Exercise objective
Count the lines containing "helâl". Give the number alone.
>> start Material supplied
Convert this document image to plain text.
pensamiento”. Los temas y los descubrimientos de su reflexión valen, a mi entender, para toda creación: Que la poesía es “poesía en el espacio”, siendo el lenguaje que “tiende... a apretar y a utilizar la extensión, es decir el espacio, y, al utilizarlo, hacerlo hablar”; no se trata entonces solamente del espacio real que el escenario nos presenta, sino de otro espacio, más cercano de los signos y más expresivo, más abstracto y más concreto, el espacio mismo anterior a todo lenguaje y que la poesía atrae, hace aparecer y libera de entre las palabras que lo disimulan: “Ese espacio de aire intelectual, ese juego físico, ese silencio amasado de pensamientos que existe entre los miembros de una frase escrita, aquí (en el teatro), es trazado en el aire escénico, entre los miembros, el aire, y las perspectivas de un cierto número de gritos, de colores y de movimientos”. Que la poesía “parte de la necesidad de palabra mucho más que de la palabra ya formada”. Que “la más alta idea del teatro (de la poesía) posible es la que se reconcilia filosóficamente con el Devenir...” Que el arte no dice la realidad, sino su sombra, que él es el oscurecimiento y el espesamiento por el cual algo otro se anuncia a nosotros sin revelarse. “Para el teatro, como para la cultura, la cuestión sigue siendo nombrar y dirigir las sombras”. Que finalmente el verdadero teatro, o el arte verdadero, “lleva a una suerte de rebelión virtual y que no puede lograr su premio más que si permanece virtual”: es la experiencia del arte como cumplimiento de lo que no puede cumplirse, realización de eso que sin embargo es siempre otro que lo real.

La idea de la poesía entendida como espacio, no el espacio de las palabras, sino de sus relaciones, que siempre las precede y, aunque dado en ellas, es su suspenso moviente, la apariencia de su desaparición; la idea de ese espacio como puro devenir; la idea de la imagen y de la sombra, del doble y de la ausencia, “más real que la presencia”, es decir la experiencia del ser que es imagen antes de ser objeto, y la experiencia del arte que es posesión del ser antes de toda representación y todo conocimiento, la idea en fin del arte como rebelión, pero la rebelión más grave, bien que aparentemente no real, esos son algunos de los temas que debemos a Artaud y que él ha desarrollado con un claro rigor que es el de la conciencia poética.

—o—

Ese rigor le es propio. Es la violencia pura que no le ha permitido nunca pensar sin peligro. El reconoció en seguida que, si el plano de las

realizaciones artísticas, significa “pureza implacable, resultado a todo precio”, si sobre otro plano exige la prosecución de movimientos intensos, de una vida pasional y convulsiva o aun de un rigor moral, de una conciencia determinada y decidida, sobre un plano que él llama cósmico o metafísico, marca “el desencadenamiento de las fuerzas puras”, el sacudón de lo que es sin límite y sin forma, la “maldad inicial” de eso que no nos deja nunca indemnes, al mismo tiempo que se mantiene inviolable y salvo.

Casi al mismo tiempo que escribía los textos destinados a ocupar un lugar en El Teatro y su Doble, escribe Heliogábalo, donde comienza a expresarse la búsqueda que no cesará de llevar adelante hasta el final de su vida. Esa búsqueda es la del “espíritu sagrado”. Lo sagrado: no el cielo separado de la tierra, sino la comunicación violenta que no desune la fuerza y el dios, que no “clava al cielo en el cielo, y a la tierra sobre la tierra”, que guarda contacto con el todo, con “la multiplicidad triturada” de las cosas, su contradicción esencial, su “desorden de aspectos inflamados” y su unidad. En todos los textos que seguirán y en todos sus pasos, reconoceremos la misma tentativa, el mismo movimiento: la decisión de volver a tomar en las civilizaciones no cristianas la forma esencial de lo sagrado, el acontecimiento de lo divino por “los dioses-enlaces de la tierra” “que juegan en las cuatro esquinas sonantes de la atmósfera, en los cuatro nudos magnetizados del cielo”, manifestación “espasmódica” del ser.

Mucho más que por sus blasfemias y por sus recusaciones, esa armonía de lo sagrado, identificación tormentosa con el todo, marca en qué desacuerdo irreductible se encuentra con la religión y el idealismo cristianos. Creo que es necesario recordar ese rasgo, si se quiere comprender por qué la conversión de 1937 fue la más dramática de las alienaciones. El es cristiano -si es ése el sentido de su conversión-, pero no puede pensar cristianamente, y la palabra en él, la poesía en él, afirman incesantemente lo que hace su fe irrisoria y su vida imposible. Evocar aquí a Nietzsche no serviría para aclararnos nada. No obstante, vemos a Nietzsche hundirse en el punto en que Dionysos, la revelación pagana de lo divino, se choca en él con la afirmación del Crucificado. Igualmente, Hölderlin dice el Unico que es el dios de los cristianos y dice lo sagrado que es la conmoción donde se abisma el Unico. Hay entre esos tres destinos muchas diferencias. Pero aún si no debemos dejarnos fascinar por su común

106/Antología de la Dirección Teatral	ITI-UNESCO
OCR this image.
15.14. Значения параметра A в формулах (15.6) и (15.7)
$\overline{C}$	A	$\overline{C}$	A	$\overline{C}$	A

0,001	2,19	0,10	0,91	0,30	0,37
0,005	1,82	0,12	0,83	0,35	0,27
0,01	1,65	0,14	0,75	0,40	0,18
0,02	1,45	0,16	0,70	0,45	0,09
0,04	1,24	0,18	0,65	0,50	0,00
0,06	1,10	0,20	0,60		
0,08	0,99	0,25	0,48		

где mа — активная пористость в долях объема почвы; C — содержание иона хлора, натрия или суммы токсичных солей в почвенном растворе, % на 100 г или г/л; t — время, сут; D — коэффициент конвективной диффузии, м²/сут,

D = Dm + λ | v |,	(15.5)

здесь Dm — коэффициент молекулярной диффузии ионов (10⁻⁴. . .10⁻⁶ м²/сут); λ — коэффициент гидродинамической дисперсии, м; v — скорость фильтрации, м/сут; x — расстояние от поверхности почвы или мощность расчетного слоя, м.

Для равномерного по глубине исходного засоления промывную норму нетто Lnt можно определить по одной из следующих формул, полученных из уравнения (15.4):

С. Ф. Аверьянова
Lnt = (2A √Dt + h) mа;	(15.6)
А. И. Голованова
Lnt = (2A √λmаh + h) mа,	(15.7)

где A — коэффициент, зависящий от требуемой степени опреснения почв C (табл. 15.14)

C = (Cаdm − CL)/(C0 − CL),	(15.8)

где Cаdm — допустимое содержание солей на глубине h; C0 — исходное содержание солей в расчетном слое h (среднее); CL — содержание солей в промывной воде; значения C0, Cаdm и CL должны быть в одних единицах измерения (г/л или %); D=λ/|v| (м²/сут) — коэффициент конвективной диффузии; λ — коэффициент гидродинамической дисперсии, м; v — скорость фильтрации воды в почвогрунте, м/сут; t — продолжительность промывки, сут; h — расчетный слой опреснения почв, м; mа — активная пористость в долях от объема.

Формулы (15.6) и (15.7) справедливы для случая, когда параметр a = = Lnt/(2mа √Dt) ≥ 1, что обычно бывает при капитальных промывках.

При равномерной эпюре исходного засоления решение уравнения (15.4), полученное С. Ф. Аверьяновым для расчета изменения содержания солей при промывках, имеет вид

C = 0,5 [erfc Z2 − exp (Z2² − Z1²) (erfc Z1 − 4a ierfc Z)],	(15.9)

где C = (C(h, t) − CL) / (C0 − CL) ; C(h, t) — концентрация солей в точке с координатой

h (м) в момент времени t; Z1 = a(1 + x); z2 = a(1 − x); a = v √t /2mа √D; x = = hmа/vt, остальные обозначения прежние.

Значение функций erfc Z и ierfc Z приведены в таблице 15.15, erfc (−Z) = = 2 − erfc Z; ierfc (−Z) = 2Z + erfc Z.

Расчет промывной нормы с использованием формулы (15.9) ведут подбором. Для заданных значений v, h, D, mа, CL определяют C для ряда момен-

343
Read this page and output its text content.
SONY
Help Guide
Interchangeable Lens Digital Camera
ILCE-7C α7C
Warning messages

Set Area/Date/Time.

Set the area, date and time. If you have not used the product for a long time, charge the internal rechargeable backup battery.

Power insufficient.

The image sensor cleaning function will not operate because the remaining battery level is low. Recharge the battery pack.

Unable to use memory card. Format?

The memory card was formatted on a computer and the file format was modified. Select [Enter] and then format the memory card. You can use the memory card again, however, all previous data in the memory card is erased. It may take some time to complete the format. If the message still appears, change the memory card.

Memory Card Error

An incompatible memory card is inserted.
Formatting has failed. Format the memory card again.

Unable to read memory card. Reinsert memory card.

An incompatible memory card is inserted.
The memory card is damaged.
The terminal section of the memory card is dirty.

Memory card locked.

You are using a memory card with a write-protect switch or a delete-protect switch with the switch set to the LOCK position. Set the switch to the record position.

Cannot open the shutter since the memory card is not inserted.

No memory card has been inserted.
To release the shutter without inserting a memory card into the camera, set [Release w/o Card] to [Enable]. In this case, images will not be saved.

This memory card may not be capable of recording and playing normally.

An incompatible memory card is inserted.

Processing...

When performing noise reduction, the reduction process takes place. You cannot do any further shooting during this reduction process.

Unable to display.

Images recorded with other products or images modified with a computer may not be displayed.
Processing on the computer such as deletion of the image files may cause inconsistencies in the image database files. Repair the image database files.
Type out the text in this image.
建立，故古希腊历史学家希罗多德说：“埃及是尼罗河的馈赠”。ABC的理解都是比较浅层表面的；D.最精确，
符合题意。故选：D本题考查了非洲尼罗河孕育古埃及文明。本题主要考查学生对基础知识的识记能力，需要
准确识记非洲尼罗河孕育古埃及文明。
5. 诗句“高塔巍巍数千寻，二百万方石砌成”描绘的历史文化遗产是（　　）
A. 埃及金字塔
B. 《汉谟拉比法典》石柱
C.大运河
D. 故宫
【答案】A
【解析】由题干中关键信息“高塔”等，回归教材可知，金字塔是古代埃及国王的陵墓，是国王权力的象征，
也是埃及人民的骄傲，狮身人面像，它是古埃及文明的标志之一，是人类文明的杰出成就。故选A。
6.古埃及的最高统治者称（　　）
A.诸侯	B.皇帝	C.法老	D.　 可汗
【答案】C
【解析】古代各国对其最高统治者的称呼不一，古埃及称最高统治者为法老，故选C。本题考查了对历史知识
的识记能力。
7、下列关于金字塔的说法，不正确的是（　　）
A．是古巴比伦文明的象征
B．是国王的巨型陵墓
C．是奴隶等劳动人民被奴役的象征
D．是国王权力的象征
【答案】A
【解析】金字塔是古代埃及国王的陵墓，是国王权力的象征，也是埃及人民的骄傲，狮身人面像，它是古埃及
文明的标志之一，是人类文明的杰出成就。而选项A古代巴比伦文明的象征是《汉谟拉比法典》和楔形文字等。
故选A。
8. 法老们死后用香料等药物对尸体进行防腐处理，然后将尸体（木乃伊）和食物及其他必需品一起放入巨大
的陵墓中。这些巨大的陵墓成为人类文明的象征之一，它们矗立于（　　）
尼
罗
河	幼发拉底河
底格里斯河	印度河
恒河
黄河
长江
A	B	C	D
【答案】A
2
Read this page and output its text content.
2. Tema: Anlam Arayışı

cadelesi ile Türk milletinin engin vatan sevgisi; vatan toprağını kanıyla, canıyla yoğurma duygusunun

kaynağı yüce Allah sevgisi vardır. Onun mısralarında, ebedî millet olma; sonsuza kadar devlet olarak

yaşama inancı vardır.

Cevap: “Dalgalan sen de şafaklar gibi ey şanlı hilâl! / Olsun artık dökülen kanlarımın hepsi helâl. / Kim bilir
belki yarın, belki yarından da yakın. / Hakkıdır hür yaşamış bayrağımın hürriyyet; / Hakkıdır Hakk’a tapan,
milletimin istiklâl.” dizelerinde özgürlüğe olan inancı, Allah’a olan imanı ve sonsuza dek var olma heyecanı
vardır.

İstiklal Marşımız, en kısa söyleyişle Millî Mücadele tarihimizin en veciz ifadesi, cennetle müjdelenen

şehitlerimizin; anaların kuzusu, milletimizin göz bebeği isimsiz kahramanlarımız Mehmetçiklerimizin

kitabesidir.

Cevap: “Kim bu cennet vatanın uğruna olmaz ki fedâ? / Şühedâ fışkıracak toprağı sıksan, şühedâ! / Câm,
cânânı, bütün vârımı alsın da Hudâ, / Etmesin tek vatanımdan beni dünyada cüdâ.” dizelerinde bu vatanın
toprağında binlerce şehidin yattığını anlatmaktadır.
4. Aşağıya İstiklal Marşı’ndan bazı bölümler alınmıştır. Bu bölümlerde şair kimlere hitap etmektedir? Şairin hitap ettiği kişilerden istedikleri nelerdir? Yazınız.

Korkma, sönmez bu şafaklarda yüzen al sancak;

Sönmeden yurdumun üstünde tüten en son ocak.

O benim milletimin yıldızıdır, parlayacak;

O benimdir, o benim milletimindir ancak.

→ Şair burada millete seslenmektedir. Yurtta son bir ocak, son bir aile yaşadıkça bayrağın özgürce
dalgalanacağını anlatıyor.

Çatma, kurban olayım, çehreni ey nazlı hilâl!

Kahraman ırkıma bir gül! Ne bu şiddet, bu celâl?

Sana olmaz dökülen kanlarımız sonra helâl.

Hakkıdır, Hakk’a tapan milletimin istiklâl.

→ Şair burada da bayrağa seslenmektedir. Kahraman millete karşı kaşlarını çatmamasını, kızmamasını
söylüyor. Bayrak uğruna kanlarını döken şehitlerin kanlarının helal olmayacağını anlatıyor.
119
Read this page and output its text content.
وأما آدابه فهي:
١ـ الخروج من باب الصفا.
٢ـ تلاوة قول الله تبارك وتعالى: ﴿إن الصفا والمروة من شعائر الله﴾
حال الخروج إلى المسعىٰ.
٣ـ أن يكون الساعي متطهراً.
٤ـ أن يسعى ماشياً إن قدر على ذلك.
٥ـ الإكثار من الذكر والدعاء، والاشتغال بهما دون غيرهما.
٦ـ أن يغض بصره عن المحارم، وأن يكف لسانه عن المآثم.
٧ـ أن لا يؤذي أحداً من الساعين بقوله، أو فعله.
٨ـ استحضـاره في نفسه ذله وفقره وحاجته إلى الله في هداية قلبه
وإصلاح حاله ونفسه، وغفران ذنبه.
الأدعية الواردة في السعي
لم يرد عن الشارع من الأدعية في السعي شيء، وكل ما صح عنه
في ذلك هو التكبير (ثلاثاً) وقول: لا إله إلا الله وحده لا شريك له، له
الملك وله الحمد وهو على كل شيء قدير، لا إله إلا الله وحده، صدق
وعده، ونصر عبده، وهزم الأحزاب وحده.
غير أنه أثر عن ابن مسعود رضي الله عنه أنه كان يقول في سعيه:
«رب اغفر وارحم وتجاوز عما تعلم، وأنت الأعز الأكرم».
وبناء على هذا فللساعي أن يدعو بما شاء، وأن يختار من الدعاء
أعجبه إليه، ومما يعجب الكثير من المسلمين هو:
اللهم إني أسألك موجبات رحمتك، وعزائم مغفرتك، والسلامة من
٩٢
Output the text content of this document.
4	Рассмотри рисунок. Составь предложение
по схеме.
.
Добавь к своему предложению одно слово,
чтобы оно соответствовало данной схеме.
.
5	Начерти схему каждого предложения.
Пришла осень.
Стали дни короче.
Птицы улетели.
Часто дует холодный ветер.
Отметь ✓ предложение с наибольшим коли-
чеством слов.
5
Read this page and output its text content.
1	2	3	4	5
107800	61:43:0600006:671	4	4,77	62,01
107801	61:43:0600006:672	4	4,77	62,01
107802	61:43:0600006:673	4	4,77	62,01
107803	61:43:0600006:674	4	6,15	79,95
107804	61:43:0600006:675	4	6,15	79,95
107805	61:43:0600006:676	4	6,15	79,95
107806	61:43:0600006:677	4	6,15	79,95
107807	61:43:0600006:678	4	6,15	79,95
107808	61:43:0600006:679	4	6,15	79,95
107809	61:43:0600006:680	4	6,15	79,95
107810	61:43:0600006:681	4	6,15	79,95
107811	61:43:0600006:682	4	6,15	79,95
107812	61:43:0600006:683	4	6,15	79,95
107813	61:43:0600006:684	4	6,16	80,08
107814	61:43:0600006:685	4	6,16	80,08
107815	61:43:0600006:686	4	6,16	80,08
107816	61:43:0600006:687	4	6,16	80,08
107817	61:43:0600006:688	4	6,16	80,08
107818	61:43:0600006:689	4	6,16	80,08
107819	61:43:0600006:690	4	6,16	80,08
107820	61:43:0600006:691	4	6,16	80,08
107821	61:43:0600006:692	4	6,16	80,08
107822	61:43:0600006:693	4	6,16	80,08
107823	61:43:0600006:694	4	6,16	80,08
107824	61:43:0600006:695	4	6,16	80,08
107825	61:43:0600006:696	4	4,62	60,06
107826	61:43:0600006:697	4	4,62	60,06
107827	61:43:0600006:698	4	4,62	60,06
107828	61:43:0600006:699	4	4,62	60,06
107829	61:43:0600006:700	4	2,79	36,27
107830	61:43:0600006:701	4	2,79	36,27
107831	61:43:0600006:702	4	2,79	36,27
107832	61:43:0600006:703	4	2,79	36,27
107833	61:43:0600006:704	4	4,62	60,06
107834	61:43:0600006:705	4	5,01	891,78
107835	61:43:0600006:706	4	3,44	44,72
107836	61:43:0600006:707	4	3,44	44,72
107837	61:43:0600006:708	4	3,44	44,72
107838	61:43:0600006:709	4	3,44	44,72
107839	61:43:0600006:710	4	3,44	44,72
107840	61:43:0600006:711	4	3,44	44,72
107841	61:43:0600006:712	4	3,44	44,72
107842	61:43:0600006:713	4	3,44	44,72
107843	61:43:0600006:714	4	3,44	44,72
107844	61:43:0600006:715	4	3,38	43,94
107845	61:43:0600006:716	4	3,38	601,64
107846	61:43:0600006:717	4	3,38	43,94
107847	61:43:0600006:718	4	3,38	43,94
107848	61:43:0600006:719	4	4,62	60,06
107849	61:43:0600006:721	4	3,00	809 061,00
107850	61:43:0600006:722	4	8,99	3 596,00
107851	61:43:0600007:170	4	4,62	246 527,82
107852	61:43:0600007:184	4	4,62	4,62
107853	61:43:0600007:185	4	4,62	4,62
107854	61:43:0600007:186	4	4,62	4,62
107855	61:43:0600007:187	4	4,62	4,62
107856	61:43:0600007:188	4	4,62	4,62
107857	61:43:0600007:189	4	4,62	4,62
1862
>> end Material supplied
Result for this exercise
2